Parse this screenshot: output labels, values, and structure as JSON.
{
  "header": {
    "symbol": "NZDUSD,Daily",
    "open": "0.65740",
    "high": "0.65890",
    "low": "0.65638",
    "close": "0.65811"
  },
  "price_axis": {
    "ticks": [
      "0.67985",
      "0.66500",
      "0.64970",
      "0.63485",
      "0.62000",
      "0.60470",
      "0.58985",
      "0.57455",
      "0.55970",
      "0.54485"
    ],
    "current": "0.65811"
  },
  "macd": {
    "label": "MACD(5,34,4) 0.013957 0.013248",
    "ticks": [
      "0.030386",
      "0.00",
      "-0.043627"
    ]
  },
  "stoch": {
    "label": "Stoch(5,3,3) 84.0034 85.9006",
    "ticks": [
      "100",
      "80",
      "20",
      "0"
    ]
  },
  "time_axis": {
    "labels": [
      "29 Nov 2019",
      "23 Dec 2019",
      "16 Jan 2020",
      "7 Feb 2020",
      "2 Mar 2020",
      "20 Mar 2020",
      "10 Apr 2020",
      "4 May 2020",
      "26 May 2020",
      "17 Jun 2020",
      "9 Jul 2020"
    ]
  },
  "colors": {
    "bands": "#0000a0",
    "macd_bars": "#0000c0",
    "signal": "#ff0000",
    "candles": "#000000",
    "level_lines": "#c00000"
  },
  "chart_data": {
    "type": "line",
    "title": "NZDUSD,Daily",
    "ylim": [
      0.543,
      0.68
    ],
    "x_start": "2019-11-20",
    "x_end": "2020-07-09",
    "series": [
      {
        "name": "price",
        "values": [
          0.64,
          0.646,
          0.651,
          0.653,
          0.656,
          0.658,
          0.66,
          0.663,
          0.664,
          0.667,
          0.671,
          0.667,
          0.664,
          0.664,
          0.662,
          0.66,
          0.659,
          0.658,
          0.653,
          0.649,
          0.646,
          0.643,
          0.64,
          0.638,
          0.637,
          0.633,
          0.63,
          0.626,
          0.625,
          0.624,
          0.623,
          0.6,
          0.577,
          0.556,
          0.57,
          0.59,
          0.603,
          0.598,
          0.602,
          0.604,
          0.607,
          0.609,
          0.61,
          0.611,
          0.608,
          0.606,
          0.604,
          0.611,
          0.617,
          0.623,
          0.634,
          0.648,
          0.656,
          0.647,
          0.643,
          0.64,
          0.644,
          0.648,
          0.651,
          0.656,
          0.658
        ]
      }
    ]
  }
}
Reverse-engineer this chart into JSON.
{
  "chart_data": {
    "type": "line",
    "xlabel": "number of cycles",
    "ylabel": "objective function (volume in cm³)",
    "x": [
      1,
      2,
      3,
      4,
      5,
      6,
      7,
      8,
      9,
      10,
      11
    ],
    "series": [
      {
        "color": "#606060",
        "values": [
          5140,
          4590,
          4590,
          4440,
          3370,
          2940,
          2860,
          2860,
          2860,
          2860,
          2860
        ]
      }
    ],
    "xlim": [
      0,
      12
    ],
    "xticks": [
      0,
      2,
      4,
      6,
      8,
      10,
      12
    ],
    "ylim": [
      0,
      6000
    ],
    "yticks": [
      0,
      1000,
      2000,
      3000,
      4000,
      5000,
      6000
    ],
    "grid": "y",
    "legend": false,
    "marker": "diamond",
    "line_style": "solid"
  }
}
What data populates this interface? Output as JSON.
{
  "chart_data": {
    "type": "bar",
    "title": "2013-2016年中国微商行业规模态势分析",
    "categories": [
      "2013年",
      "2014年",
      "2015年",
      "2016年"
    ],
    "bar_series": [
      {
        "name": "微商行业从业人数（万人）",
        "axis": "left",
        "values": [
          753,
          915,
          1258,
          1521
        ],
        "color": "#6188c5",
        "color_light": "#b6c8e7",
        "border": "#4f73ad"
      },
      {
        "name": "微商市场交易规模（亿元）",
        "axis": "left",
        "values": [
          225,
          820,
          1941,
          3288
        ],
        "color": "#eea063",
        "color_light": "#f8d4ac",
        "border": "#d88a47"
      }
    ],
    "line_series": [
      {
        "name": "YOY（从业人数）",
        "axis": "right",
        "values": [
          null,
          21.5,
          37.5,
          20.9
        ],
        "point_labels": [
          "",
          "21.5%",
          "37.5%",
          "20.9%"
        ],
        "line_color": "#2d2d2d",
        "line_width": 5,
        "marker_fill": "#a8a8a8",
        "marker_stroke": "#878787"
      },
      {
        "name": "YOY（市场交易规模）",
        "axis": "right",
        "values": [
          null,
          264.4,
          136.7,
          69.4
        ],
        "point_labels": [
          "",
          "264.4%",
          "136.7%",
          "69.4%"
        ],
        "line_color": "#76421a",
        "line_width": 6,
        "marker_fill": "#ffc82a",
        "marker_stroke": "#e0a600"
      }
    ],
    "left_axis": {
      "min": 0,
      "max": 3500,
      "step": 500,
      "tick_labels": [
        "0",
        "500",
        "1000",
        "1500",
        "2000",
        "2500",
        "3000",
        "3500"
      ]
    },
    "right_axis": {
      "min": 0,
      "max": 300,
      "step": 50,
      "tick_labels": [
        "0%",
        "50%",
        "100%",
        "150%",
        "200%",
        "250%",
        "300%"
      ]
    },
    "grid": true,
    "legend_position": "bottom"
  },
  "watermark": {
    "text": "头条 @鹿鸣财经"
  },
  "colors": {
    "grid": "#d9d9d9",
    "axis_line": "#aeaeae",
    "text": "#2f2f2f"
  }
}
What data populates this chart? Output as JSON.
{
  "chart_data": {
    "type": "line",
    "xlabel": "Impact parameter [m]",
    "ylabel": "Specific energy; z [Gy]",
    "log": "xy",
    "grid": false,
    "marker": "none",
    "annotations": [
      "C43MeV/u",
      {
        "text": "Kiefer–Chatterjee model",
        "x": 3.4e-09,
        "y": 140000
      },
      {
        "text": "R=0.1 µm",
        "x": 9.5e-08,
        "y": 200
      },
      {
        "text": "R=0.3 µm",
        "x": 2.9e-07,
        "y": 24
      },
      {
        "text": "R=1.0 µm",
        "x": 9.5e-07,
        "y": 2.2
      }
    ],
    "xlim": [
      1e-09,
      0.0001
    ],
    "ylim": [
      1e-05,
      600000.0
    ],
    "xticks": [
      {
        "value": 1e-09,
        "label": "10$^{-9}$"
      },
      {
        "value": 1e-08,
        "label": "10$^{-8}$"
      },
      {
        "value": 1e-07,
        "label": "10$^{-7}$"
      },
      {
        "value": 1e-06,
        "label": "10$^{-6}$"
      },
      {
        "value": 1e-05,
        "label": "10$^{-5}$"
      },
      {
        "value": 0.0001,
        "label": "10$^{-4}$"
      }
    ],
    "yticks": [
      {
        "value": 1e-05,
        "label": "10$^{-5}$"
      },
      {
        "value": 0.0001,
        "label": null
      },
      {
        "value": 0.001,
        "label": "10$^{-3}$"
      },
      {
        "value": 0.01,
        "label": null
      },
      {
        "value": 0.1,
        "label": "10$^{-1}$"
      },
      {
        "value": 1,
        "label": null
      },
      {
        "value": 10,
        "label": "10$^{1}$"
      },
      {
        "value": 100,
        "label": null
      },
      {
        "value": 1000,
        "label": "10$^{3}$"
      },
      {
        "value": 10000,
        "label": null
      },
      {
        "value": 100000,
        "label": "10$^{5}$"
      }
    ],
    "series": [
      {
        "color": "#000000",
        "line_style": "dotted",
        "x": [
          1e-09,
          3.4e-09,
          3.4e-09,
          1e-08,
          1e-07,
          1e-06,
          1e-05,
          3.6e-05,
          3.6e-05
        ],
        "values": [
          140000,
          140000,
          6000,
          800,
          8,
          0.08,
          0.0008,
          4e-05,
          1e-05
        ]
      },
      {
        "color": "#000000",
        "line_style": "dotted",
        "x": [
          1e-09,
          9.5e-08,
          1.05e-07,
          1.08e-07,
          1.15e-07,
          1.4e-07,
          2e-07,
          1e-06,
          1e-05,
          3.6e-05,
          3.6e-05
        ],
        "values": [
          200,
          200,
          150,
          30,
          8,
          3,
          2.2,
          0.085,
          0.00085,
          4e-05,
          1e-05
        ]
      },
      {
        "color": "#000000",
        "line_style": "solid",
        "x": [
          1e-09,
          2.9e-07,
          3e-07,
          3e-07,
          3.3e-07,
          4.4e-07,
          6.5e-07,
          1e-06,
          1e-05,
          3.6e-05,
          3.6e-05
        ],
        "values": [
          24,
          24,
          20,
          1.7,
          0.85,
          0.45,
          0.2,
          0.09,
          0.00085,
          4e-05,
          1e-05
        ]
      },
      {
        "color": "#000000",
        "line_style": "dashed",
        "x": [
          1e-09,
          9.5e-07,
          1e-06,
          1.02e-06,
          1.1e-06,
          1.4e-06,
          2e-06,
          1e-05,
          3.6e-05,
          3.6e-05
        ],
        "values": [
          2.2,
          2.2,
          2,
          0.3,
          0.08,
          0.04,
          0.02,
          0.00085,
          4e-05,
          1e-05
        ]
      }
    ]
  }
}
__________________________________________________
Report how many lines of the entries hold the word "text". Nothing else is needed.

6